● **To do**
Please copy out every line in the records below that includes the word "title".

● **Records supplied**
● ● ●

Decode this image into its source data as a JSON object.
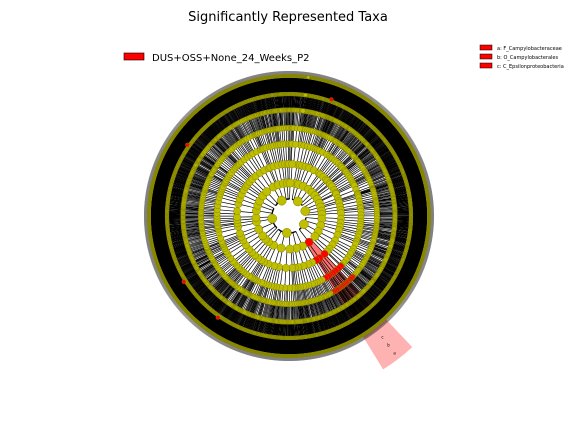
{
  "chart_data": {
    "type": "cladogram",
    "title": "Significantly Represented Taxa",
    "class_legend": [
      {
        "name": "DUS+OSS+None_24_Weeks_P2",
        "color": "#ff0000"
      }
    ],
    "taxa_legend": [
      {
        "key": "a",
        "text": "a: F_Campylobacteraceae",
        "color": "#ff0000"
      },
      {
        "key": "b",
        "text": "b: O_Campylobacterales",
        "color": "#ff0000"
      },
      {
        "key": "c",
        "text": "c: C_Epsilonproteobacteria",
        "color": "#ff0000"
      }
    ],
    "highlighted_clades": [
      {
        "label": "a",
        "level": "family",
        "name": "Campylobacteraceae"
      },
      {
        "label": "b",
        "level": "order",
        "name": "Campylobacterales"
      },
      {
        "label": "c",
        "level": "class",
        "name": "Epsilonproteobacteria"
      }
    ],
    "node_color": "#bfbf00",
    "node_edge_color": "#808000",
    "highlight_color": "#ff0000"
  }
}
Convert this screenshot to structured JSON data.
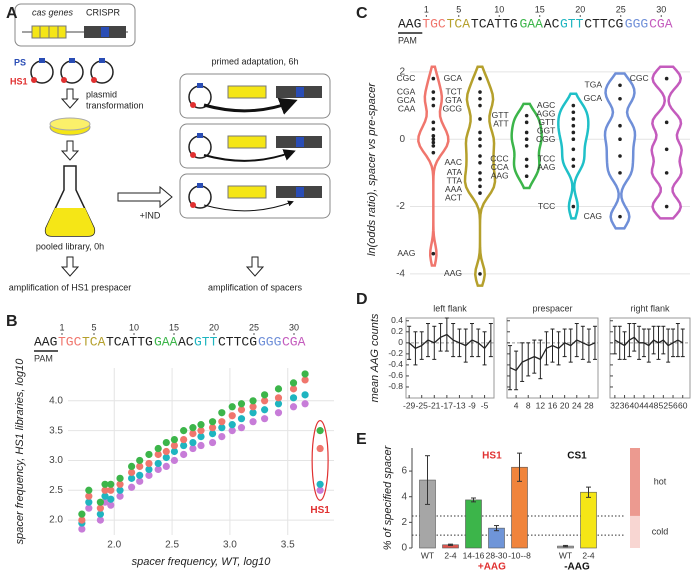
{
  "panel_labels": [
    "A",
    "B",
    "C",
    "D",
    "E"
  ],
  "diagram": {
    "cas_genes": "cas genes",
    "crispr": "CRISPR",
    "ps": "PS",
    "hs1": "HS1",
    "plasmid_transformation": [
      "plasmid",
      "transformation"
    ],
    "pooled_library": "pooled library, 0h",
    "inducer": "+IND",
    "primed_adaptation": "primed adaptation, 6h",
    "amplification_prespacer": "amplification of HS1 prespacer",
    "amplification_spacers": "amplification of spacers"
  },
  "chart_data": [
    {
      "type": "scatter",
      "sequence": {
        "pam_label": "PAM",
        "positions": [
          1,
          5,
          10,
          15,
          20,
          25,
          30
        ],
        "segments": [
          {
            "text": "AAG",
            "color": "#222222"
          },
          {
            "text": "TGC",
            "color": "#f0766d"
          },
          {
            "text": "TCA",
            "color": "#b5a02c"
          },
          {
            "text": "TCATTG",
            "color": "#222222"
          },
          {
            "text": "GAA",
            "color": "#3cb54a"
          },
          {
            "text": "AC",
            "color": "#222222"
          },
          {
            "text": "GTT",
            "color": "#1fb5c0"
          },
          {
            "text": "CTTCG",
            "color": "#222222"
          },
          {
            "text": "GGG",
            "color": "#6f8fd8"
          },
          {
            "text": "CGA",
            "color": "#c45bbd"
          }
        ]
      },
      "x_label": "spacer frequency, WT, log10",
      "y_label": "spacer frequency, HS1 libraries, log10",
      "annotation": "HS1",
      "annotation_color": "#e03030",
      "grid": true,
      "xlim": [
        1.6,
        3.9
      ],
      "ylim": [
        1.75,
        4.55
      ],
      "xticks": [
        {
          "value": 2,
          "label": "2.0"
        },
        2.5,
        {
          "value": 3,
          "label": "3.0"
        },
        3.5
      ],
      "yticks": [
        {
          "value": 2,
          "label": "2.0"
        },
        2.5,
        {
          "value": 3,
          "label": "3.0"
        },
        3.5,
        {
          "value": 4,
          "label": "4.0"
        }
      ],
      "x": [
        1.72,
        1.78,
        1.88,
        1.92,
        1.97,
        2.05,
        2.15,
        2.22,
        2.3,
        2.38,
        2.45,
        2.52,
        2.6,
        2.68,
        2.75,
        2.85,
        2.93,
        3.02,
        3.1,
        3.2,
        3.3,
        3.42,
        3.55,
        3.65,
        3.78
      ],
      "series": [
        {
          "color": "#c77cd8",
          "values": [
            1.85,
            2.2,
            2.0,
            2.3,
            2.25,
            2.4,
            2.55,
            2.65,
            2.75,
            2.85,
            2.9,
            3.0,
            3.1,
            3.2,
            3.25,
            3.3,
            3.4,
            3.5,
            3.55,
            3.65,
            3.7,
            3.8,
            3.9,
            3.95,
            2.5
          ]
        },
        {
          "color": "#1fb5c0",
          "values": [
            1.95,
            2.3,
            2.1,
            2.4,
            2.35,
            2.5,
            2.7,
            2.75,
            2.85,
            2.95,
            3.05,
            3.15,
            3.25,
            3.3,
            3.4,
            3.45,
            3.55,
            3.6,
            3.7,
            3.8,
            3.85,
            3.95,
            4.05,
            4.1,
            2.6
          ]
        },
        {
          "color": "#f0766d",
          "values": [
            2.0,
            2.4,
            2.2,
            2.5,
            2.5,
            2.6,
            2.8,
            2.9,
            2.95,
            3.1,
            3.15,
            3.25,
            3.35,
            3.45,
            3.5,
            3.55,
            3.65,
            3.75,
            3.85,
            3.9,
            4.0,
            4.05,
            4.2,
            4.35,
            3.2
          ]
        },
        {
          "color": "#3cb54a",
          "values": [
            2.1,
            2.5,
            2.3,
            2.6,
            2.6,
            2.7,
            2.9,
            3.0,
            3.1,
            3.2,
            3.3,
            3.35,
            3.5,
            3.55,
            3.6,
            3.65,
            3.8,
            3.9,
            3.95,
            4.0,
            4.1,
            4.2,
            4.3,
            4.45,
            3.5
          ]
        }
      ]
    },
    {
      "type": "violin",
      "sequence": {
        "pam_label": "PAM",
        "positions": [
          1,
          5,
          10,
          15,
          20,
          25,
          30
        ],
        "segments": [
          {
            "text": "AAG",
            "color": "#222222"
          },
          {
            "text": "TGC",
            "color": "#f0766d"
          },
          {
            "text": "TCA",
            "color": "#b5a02c"
          },
          {
            "text": "TCATTG",
            "color": "#222222"
          },
          {
            "text": "GAA",
            "color": "#3cb54a"
          },
          {
            "text": "AC",
            "color": "#222222"
          },
          {
            "text": "GTT",
            "color": "#1fb5c0"
          },
          {
            "text": "CTTCG",
            "color": "#222222"
          },
          {
            "text": "GGG",
            "color": "#6f8fd8"
          },
          {
            "text": "CGA",
            "color": "#c45bbd"
          }
        ]
      },
      "y_label": "ln(odds ratio), spacer vs pre-spacer",
      "grid": true,
      "ylim": [
        -4.3,
        2.5
      ],
      "yticks": [
        -4,
        -2,
        0,
        2
      ],
      "groups": [
        {
          "color": "#f0766d",
          "values": [
            1.8,
            1.4,
            1.2,
            1.0,
            0.5,
            0.3,
            0.1,
            0,
            -0.1,
            -0.2,
            -0.4,
            -3.4
          ],
          "point_labels": [
            "CGC",
            "CGA",
            "GCA",
            "CAA",
            null,
            null,
            null,
            null,
            null,
            null,
            null,
            "AAG"
          ]
        },
        {
          "color": "#b5a02c",
          "values": [
            1.8,
            1.4,
            1.2,
            1.0,
            0.6,
            0.2,
            0,
            -0.2,
            -0.5,
            -0.7,
            -1.0,
            -1.2,
            -1.4,
            -1.6,
            -4.0
          ],
          "point_labels": [
            "GCA",
            "TCT",
            "GTA",
            "GCG",
            null,
            null,
            null,
            null,
            null,
            "AAC",
            "ATA",
            "TTA",
            "AAA",
            "ACT",
            "AAG"
          ]
        },
        {
          "color": "#3cb54a",
          "values": [
            0.7,
            0.5,
            0.2,
            0,
            -0.2,
            -0.6,
            -0.8,
            -1.1
          ],
          "point_labels": [
            "GTT",
            "ATT",
            null,
            null,
            null,
            "CCC",
            "CCA",
            "AAG"
          ]
        },
        {
          "color": "#1fc0c8",
          "values": [
            1.0,
            0.8,
            0.6,
            0.4,
            0.2,
            0,
            -0.3,
            -0.6,
            -0.8,
            -2.0
          ],
          "point_labels": [
            "AGC",
            "AGG",
            "GTT",
            "GGT",
            "CGG",
            null,
            null,
            "TCC",
            "AAG",
            "TCC"
          ]
        },
        {
          "color": "#6f8fd8",
          "values": [
            1.6,
            1.2,
            0.4,
            0,
            -0.5,
            -1.0,
            -2.3
          ],
          "point_labels": [
            "TGA",
            "GCA",
            null,
            null,
            null,
            null,
            "CAG"
          ]
        },
        {
          "color": "#c45bbd",
          "values": [
            1.8,
            0.5,
            -0.3,
            -1.0,
            -2.0
          ],
          "point_labels": [
            "CGC",
            null,
            null,
            null,
            null
          ]
        }
      ]
    },
    {
      "type": "line",
      "y_label": "mean AAG counts",
      "reference_line": 0,
      "ylim": [
        -1,
        0.45
      ],
      "yticks": [
        -0.8,
        -0.6,
        -0.4,
        -0.2,
        0,
        0.2,
        0.4
      ],
      "panels": [
        {
          "title": "left flank",
          "xlim": [
            -30,
            -2
          ],
          "xticks": [
            -29,
            -25,
            -21,
            -17,
            -13,
            -9,
            -5
          ],
          "x": [
            -29,
            -27,
            -25,
            -23,
            -21,
            -19,
            -17,
            -15,
            -13,
            -11,
            -9,
            -7,
            -5,
            -3
          ],
          "values": [
            0,
            -0.1,
            -0.05,
            0.05,
            0,
            0.1,
            0.15,
            0.05,
            0,
            -0.05,
            0.05,
            0,
            -0.1,
            0.05
          ],
          "errors": [
            0.3,
            0.3,
            0.25,
            0.3,
            0.3,
            0.25,
            0.3,
            0.3,
            0.25,
            0.3,
            0.3,
            0.25,
            0.3,
            0.3
          ]
        },
        {
          "title": "prespacer",
          "xlim": [
            1,
            31
          ],
          "xticks": [
            4,
            8,
            12,
            16,
            20,
            24,
            28
          ],
          "x": [
            2,
            4,
            6,
            8,
            10,
            12,
            14,
            16,
            18,
            20,
            22,
            24,
            26,
            28,
            30
          ],
          "values": [
            -0.45,
            -0.5,
            -0.35,
            -0.3,
            -0.25,
            -0.3,
            -0.1,
            -0.05,
            -0.1,
            0,
            -0.05,
            0.05,
            0,
            -0.05,
            0
          ],
          "errors": [
            0.4,
            0.35,
            0.35,
            0.3,
            0.3,
            0.35,
            0.3,
            0.3,
            0.3,
            0.25,
            0.3,
            0.3,
            0.3,
            0.3,
            0.3
          ]
        },
        {
          "title": "right flank",
          "xlim": [
            30,
            63
          ],
          "xticks": [
            32,
            36,
            40,
            44,
            48,
            52,
            56,
            60
          ],
          "x": [
            32,
            34,
            36,
            38,
            40,
            42,
            44,
            46,
            48,
            50,
            52,
            54,
            56,
            58,
            60
          ],
          "values": [
            0.05,
            0,
            -0.05,
            0.05,
            0.1,
            0,
            0,
            -0.05,
            0.05,
            0,
            0.05,
            -0.05,
            0,
            0.05,
            0
          ],
          "errors": [
            0.25,
            0.3,
            0.25,
            0.3,
            0.25,
            0.3,
            0.25,
            0.3,
            0.25,
            0.3,
            0.25,
            0.3,
            0.25,
            0.3,
            0.25
          ]
        }
      ]
    },
    {
      "type": "bar",
      "y_label": "% of specified spacer",
      "ylim": [
        0,
        7.8
      ],
      "yticks": [
        0,
        2,
        4,
        6
      ],
      "reference_lines": [
        1,
        2.5
      ],
      "zones": [
        {
          "label": "hot",
          "range": [
            2.5,
            7.8
          ],
          "color": "#ec9a90"
        },
        {
          "label": "cold",
          "range": [
            0,
            2.5
          ],
          "color": "#f8d6d2"
        }
      ],
      "groups": [
        {
          "name": "HS1",
          "condition": "+AAG",
          "color": "#e03030",
          "categories": [
            "WT",
            "2-4",
            "14-16",
            "28-30",
            "-10--8"
          ],
          "values": [
            5.3,
            0.25,
            3.75,
            1.55,
            6.3
          ],
          "errors": [
            1.9,
            0.05,
            0.15,
            0.2,
            1.1
          ],
          "colors": [
            "#a6a6a6",
            "#e0574f",
            "#3cb54a",
            "#6f95d8",
            "#f0843c"
          ]
        },
        {
          "name": "CS1",
          "condition": "-AAG",
          "color": "#111111",
          "categories": [
            "WT",
            "2-4"
          ],
          "values": [
            0.15,
            4.35
          ],
          "errors": [
            0.05,
            0.4
          ],
          "colors": [
            "#a6a6a6",
            "#f5e616"
          ]
        }
      ]
    }
  ]
}
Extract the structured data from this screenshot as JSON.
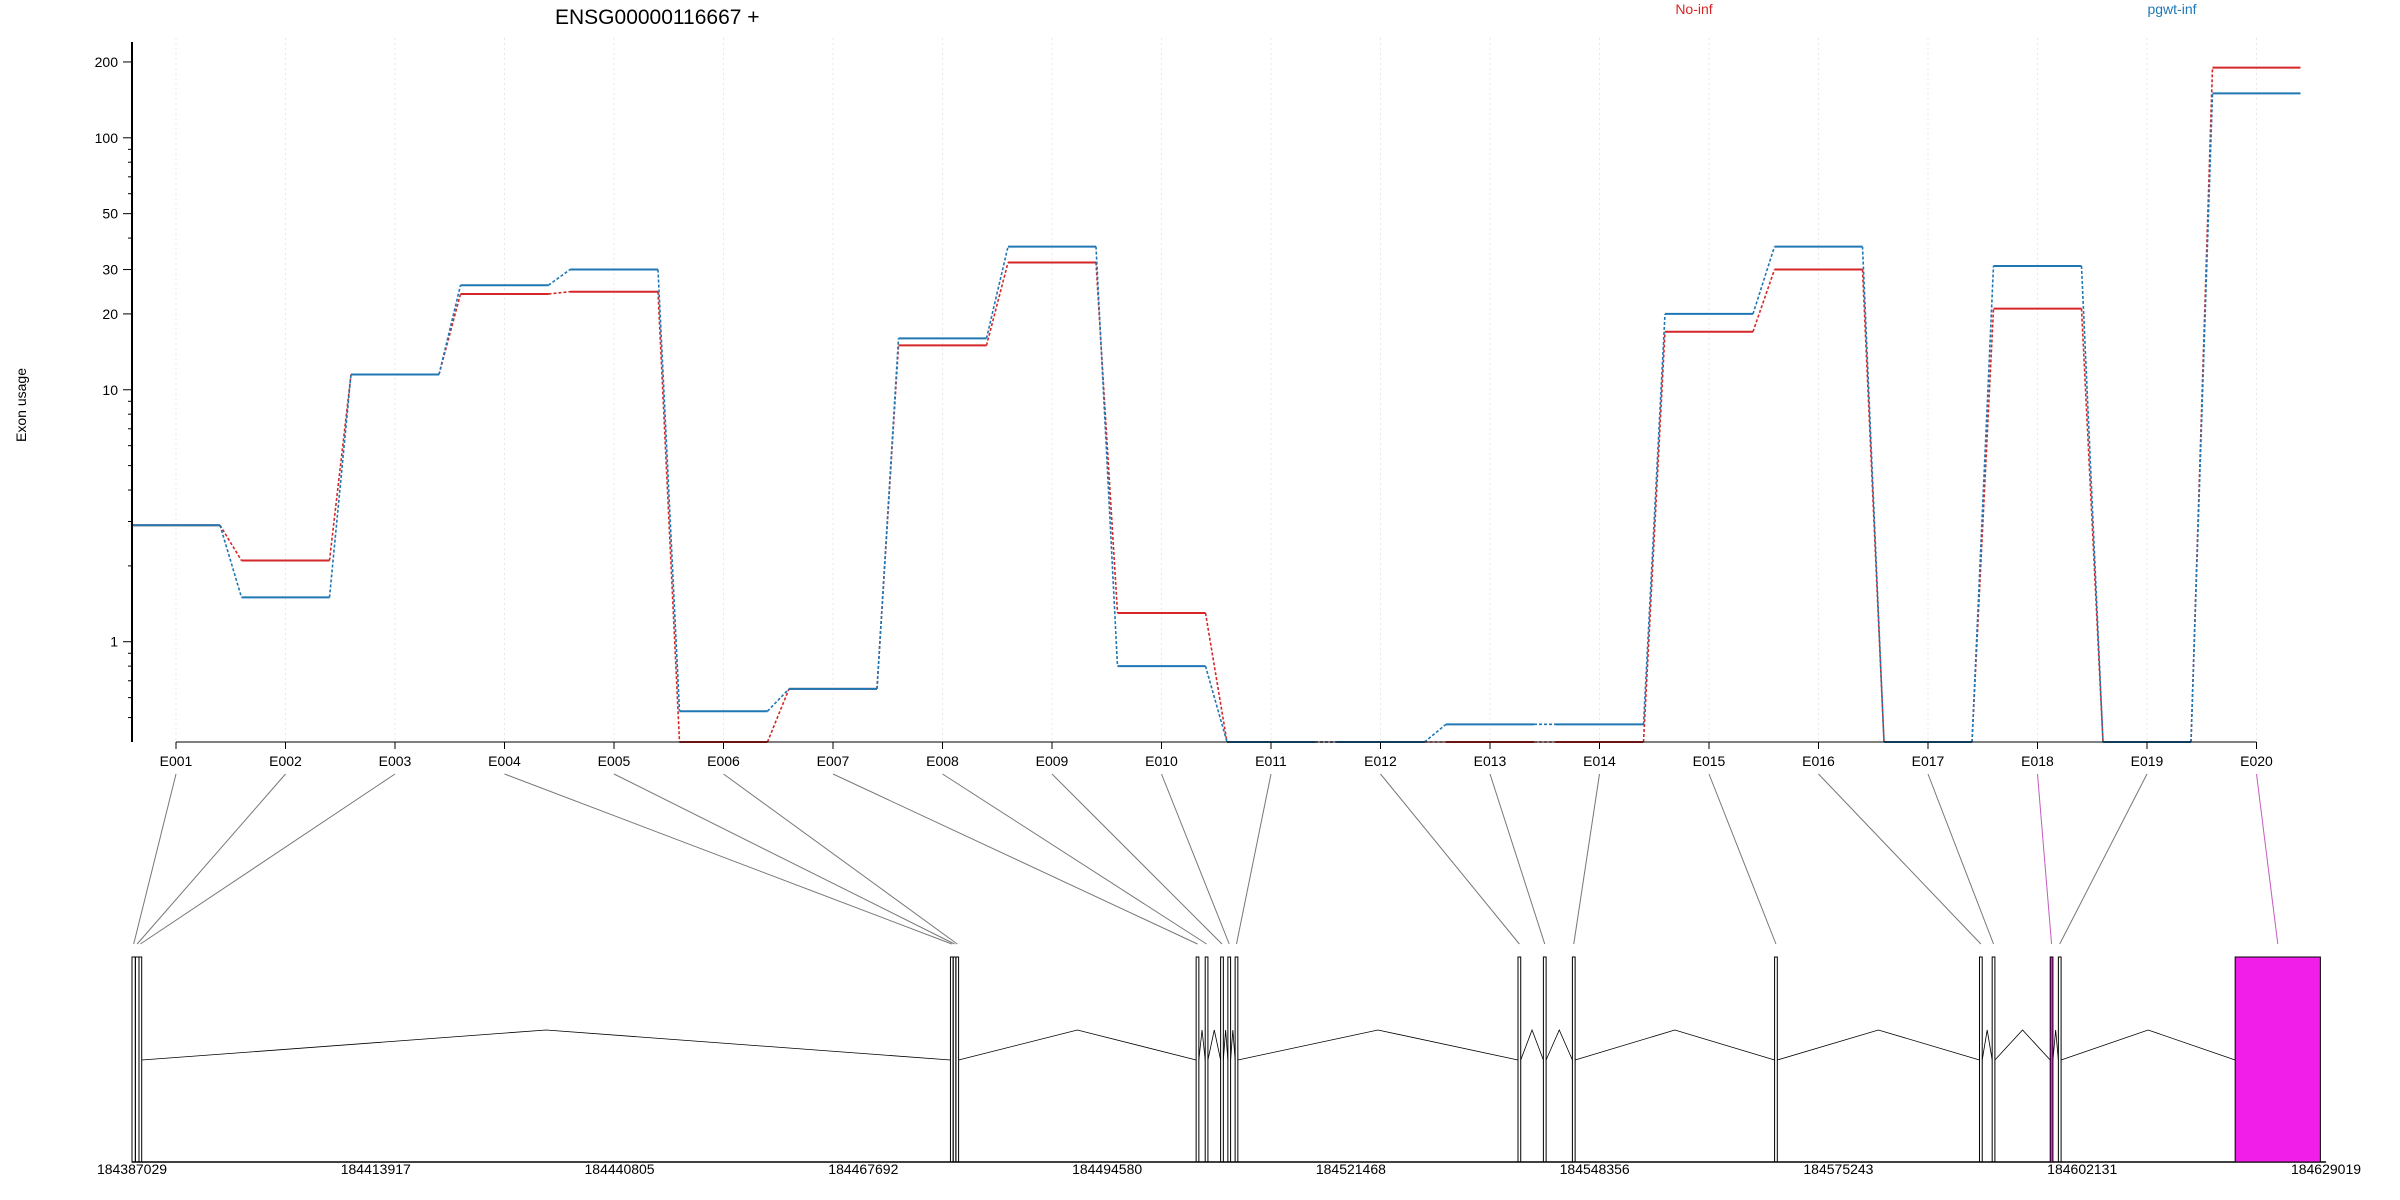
{
  "chart_data": {
    "type": "line",
    "title": "ENSG00000116667 +",
    "ylabel": "Exon usage",
    "y_scale": "log",
    "yticks": [
      1,
      10,
      20,
      30,
      50,
      100,
      200
    ],
    "ylim": [
      0.4,
      240
    ],
    "grid": "vertical dotted",
    "legend_placement": "top-right",
    "categories": [
      "E001",
      "E002",
      "E003",
      "E004",
      "E005",
      "E006",
      "E007",
      "E008",
      "E009",
      "E010",
      "E011",
      "E012",
      "E013",
      "E014",
      "E015",
      "E016",
      "E017",
      "E018",
      "E019",
      "E020"
    ],
    "series": [
      {
        "name": "No-inf",
        "color": "#d62728",
        "values": [
          2.9,
          2.1,
          11.5,
          24,
          24.5,
          0.4,
          0.65,
          15,
          32,
          1.3,
          0.4,
          0.4,
          0.4,
          0.4,
          17,
          30,
          0.4,
          21,
          0.4,
          190
        ]
      },
      {
        "name": "pgwt-inf",
        "color": "#1f77b4",
        "values": [
          2.9,
          1.5,
          11.5,
          26,
          30,
          0.53,
          0.65,
          16,
          37,
          0.8,
          0.4,
          0.4,
          0.47,
          0.47,
          20,
          37,
          0.4,
          31,
          0.4,
          150
        ]
      }
    ],
    "highlighted_exons": [
      "E018",
      "E020"
    ],
    "highlight_color": "#f01ee8",
    "genomic_ticks": [
      "184387029",
      "184413917",
      "184440805",
      "184467692",
      "184494580",
      "184521468",
      "184548356",
      "184575243",
      "184602131",
      "184629019"
    ],
    "genomic_range": [
      184387029,
      184629019
    ],
    "exon_coordinates": [
      [
        184387029,
        184387400
      ],
      [
        184387400,
        184387800
      ],
      [
        184387800,
        184388100
      ],
      [
        184477300,
        184477600
      ],
      [
        184477600,
        184477900
      ],
      [
        184477900,
        184478200
      ],
      [
        184504400,
        184504700
      ],
      [
        184505400,
        184505700
      ],
      [
        184507100,
        184507400
      ],
      [
        184507900,
        184508200
      ],
      [
        184508700,
        184509000
      ],
      [
        184539900,
        184540200
      ],
      [
        184542700,
        184543000
      ],
      [
        184545900,
        184546200
      ],
      [
        184568200,
        184568500
      ],
      [
        184590800,
        184591100
      ],
      [
        184592200,
        184592500
      ],
      [
        184598600,
        184598900
      ],
      [
        184599500,
        184599800
      ],
      [
        184619000,
        184628400
      ]
    ]
  }
}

● ● ●

● **Task answer**
    "title": "Significantly Represented Taxa",
          "title": "left flank",
          "title": "prespacer",
          "title": "right flank",
    "title": "ENSG00000116667 +",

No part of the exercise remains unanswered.